----- Exercise input

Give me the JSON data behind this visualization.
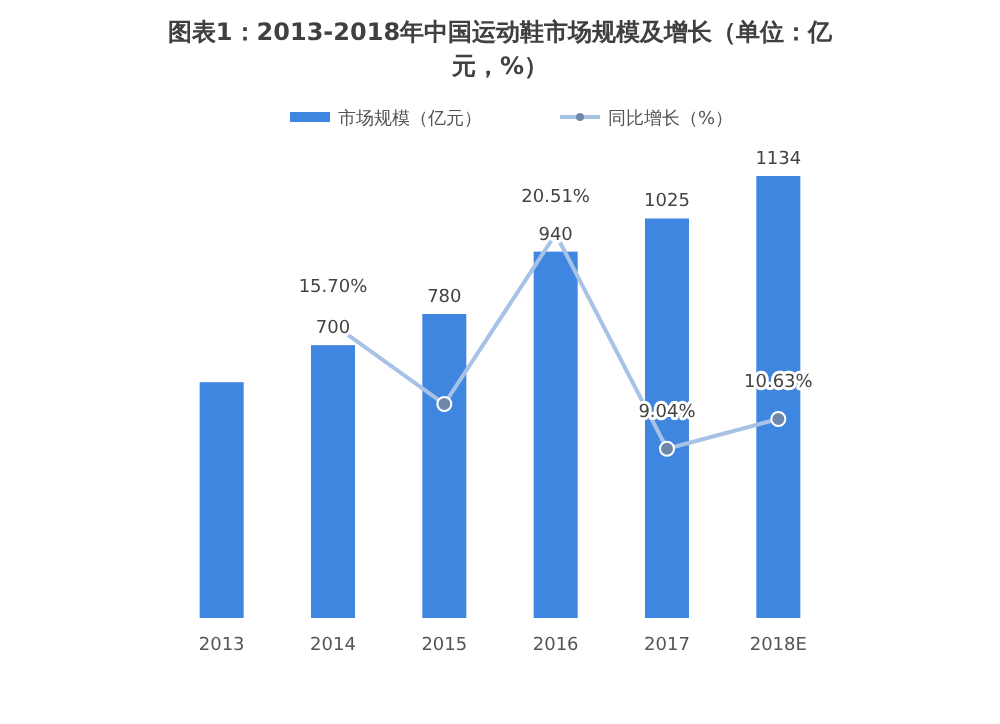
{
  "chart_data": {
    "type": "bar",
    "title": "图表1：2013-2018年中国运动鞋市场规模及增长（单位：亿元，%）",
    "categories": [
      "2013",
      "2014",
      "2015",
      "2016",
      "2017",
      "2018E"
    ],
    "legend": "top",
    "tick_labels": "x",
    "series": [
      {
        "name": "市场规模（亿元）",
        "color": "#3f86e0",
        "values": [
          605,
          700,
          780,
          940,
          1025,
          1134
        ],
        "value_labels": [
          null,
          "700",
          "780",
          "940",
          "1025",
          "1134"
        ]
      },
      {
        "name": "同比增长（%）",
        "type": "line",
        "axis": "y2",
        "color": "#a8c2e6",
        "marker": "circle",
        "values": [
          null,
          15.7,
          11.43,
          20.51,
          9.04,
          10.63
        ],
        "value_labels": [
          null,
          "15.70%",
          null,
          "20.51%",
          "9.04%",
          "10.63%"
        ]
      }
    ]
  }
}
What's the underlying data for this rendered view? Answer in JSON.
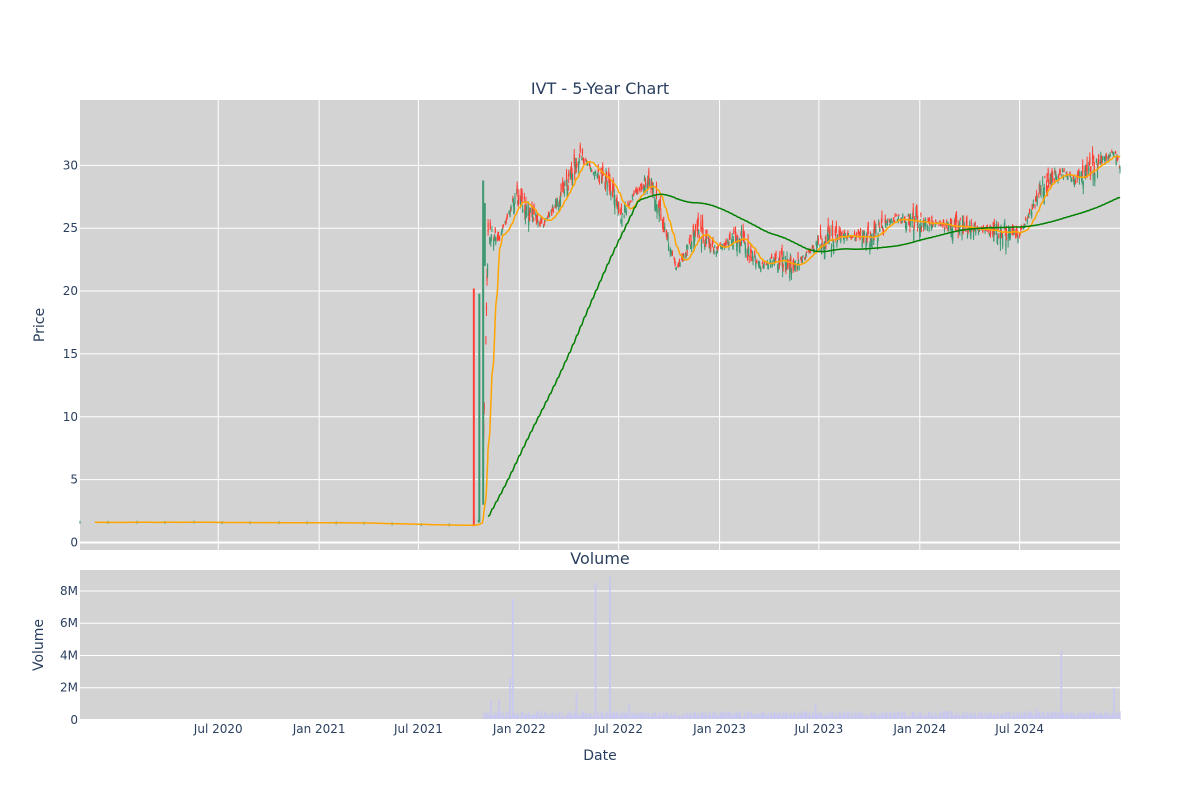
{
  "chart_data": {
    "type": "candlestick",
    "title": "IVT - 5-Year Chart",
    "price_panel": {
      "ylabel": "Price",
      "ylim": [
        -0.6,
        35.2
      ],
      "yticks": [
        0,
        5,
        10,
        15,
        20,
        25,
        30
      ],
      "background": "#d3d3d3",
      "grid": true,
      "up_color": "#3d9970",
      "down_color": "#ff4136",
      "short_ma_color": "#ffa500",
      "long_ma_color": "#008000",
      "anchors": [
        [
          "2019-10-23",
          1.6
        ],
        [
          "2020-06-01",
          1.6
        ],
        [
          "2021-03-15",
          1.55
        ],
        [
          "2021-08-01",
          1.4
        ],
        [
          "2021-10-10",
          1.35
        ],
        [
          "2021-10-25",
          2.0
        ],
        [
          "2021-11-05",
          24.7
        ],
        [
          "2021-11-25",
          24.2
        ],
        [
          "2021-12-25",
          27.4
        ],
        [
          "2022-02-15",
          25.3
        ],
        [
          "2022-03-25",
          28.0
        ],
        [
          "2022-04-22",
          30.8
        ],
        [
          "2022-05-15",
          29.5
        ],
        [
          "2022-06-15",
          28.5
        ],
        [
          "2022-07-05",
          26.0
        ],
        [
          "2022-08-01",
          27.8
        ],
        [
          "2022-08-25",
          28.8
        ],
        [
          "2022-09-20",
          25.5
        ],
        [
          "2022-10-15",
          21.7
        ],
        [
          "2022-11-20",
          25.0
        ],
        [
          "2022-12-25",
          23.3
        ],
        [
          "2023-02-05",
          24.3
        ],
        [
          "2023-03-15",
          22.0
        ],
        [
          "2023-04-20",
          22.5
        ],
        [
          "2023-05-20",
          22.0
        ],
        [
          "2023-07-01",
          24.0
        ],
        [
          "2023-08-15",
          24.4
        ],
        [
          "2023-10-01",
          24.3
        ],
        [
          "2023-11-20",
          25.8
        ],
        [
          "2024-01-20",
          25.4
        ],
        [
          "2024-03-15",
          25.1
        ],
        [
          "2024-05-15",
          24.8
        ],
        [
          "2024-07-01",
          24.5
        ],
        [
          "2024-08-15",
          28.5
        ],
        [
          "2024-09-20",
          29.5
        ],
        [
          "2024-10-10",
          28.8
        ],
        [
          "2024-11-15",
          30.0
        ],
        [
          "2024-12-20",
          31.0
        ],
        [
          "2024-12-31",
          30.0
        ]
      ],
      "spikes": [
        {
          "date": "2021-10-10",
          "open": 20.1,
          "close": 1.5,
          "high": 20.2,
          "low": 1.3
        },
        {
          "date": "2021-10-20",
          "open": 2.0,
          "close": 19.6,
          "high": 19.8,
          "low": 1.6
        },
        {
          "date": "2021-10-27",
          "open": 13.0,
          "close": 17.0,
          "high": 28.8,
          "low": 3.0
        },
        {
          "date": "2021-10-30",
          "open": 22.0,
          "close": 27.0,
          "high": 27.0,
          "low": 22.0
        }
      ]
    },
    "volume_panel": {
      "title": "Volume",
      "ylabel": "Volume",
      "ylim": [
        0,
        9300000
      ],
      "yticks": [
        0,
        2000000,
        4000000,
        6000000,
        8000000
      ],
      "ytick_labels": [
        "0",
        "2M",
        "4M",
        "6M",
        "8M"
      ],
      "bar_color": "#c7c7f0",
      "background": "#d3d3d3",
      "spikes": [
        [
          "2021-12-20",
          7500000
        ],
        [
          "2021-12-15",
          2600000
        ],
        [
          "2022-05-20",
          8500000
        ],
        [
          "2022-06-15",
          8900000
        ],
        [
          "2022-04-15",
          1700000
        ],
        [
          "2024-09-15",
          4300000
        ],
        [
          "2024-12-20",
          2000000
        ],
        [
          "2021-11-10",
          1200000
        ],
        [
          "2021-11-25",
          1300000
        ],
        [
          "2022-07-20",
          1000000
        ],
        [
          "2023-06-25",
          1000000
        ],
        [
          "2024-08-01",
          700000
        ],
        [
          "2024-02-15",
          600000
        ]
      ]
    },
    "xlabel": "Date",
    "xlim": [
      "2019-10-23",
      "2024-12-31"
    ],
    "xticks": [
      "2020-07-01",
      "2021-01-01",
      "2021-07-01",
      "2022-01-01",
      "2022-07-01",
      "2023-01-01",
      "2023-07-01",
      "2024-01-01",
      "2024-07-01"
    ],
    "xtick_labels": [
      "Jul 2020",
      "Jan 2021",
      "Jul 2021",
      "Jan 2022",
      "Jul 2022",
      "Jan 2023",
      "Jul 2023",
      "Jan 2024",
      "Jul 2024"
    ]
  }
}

----------

*What you should do*:
The pictures should not appear in the copy; every other part of the records above must be returned exactly.

*Exercise solution*:
Give me the JSON data behind this visualization.
{
  "chart_data": {
    "type": "bar",
    "title": "图表1：2013-2018年中国运动鞋市场规模及增长（单位：亿元，%）",
    "categories": [
      "2013",
      "2014",
      "2015",
      "2016",
      "2017",
      "2018E"
    ],
    "legend": "top",
    "tick_labels": "x",
    "series": [
      {
        "name": "市场规模（亿元）",
        "color": "#3f86e0",
        "values": [
          605,
          700,
          780,
          940,
          1025,
          1134
        ],
        "value_labels": [
          null,
          "700",
          "780",
          "940",
          "1025",
          "1134"
        ]
      },
      {
        "name": "同比增长（%）",
        "type": "line",
        "axis": "y2",
        "color": "#a8c2e6",
        "marker": "circle",
        "values": [
          null,
          15.7,
          11.43,
          20.51,
          9.04,
          10.63
        ],
        "value_labels": [
          null,
          "15.70%",
          null,
          "20.51%",
          "9.04%",
          "10.63%"
        ]
      }
    ]
  }
}
What's the underlying data for this rendered view? Answer in JSON.
{
  "chart_data": {
    "type": "candlestick",
    "title": "IVT - 5-Year Chart",
    "price_panel": {
      "ylabel": "Price",
      "ylim": [
        -0.6,
        35.2
      ],
      "yticks": [
        0,
        5,
        10,
        15,
        20,
        25,
        30
      ],
      "background": "#d3d3d3",
      "grid": true,
      "up_color": "#3d9970",
      "down_color": "#ff4136",
      "short_ma_color": "#ffa500",
      "long_ma_color": "#008000",
      "anchors": [
        [
          "2019-10-23",
          1.6
        ],
        [
          "2020-06-01",
          1.6
        ],
        [
          "2021-03-15",
          1.55
        ],
        [
          "2021-08-01",
          1.4
        ],
        [
          "2021-10-10",
          1.35
        ],
        [
          "2021-10-25",
          2.0
        ],
        [
          "2021-11-05",
          24.7
        ],
        [
          "2021-11-25",
          24.2
        ],
        [
          "2021-12-25",
          27.4
        ],
        [
          "2022-02-15",
          25.3
        ],
        [
          "2022-03-25",
          28.0
        ],
        [
          "2022-04-22",
          30.8
        ],
        [
          "2022-05-15",
          29.5
        ],
        [
          "2022-06-15",
          28.5
        ],
        [
          "2022-07-05",
          26.0
        ],
        [
          "2022-08-01",
          27.8
        ],
        [
          "2022-08-25",
          28.8
        ],
        [
          "2022-09-20",
          25.5
        ],
        [
          "2022-10-15",
          21.7
        ],
        [
          "2022-11-20",
          25.0
        ],
        [
          "2022-12-25",
          23.3
        ],
        [
          "2023-02-05",
          24.3
        ],
        [
          "2023-03-15",
          22.0
        ],
        [
          "2023-04-20",
          22.5
        ],
        [
          "2023-05-20",
          22.0
        ],
        [
          "2023-07-01",
          24.0
        ],
        [
          "2023-08-15",
          24.4
        ],
        [
          "2023-10-01",
          24.3
        ],
        [
          "2023-11-20",
          25.8
        ],
        [
          "2024-01-20",
          25.4
        ],
        [
          "2024-03-15",
          25.1
        ],
        [
          "2024-05-15",
          24.8
        ],
        [
          "2024-07-01",
          24.5
        ],
        [
          "2024-08-15",
          28.5
        ],
        [
          "2024-09-20",
          29.5
        ],
        [
          "2024-10-10",
          28.8
        ],
        [
          "2024-11-15",
          30.0
        ],
        [
          "2024-12-20",
          31.0
        ],
        [
          "2024-12-31",
          30.0
        ]
      ],
      "spikes": [
        {
          "date": "2021-10-10",
          "open": 20.1,
          "close": 1.5,
          "high": 20.2,
          "low": 1.3
        },
        {
          "date": "2021-10-20",
          "open": 2.0,
          "close": 19.6,
          "high": 19.8,
          "low": 1.6
        },
        {
          "date": "2021-10-27",
          "open": 13.0,
          "close": 17.0,
          "high": 28.8,
          "low": 3.0
        },
        {
          "date": "2021-10-30",
          "open": 22.0,
          "close": 27.0,
          "high": 27.0,
          "low": 22.0
        }
      ]
    },
    "volume_panel": {
      "title": "Volume",
      "ylabel": "Volume",
      "ylim": [
        0,
        9300000
      ],
      "yticks": [
        0,
        2000000,
        4000000,
        6000000,
        8000000
      ],
      "ytick_labels": [
        "0",
        "2M",
        "4M",
        "6M",
        "8M"
      ],
      "bar_color": "#c7c7f0",
      "background": "#d3d3d3",
      "spikes": [
        [
          "2021-12-20",
          7500000
        ],
        [
          "2021-12-15",
          2600000
        ],
        [
          "2022-05-20",
          8500000
        ],
        [
          "2022-06-15",
          8900000
        ],
        [
          "2022-04-15",
          1700000
        ],
        [
          "2024-09-15",
          4300000
        ],
        [
          "2024-12-20",
          2000000
        ],
        [
          "2021-11-10",
          1200000
        ],
        [
          "2021-11-25",
          1300000
        ],
        [
          "2022-07-20",
          1000000
        ],
        [
          "2023-06-25",
          1000000
        ],
        [
          "2024-08-01",
          700000
        ],
        [
          "2024-02-15",
          600000
        ]
      ]
    },
    "xlabel": "Date",
    "xlim": [
      "2019-10-23",
      "2024-12-31"
    ],
    "xticks": [
      "2020-07-01",
      "2021-01-01",
      "2021-07-01",
      "2022-01-01",
      "2022-07-01",
      "2023-01-01",
      "2023-07-01",
      "2024-01-01",
      "2024-07-01"
    ],
    "xtick_labels": [
      "Jul 2020",
      "Jan 2021",
      "Jul 2021",
      "Jan 2022",
      "Jul 2022",
      "Jan 2023",
      "Jul 2023",
      "Jan 2024",
      "Jul 2024"
    ]
  }
}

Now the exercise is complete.